SET PROBLEM =
For each line below that contains the string "color", copy that line.
####
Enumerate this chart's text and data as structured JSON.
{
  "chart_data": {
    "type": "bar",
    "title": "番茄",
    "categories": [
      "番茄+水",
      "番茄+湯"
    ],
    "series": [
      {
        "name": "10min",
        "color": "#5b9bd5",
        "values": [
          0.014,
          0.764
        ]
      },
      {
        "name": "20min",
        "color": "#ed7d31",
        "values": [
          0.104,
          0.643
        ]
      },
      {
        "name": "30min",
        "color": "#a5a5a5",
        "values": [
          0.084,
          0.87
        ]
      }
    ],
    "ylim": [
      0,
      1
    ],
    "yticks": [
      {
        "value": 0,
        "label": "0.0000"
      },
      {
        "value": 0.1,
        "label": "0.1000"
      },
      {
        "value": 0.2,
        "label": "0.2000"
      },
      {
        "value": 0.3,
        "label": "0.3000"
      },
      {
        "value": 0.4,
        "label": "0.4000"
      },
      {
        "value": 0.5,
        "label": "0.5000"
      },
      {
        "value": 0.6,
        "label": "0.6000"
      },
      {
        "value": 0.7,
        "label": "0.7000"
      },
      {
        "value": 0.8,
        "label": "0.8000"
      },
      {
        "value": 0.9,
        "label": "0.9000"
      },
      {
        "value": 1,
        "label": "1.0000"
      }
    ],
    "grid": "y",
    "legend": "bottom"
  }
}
####
FINAL ANSWER =
        "color": "#5b9bd5",
        "color": "#ed7d31",
        "color": "#a5a5a5",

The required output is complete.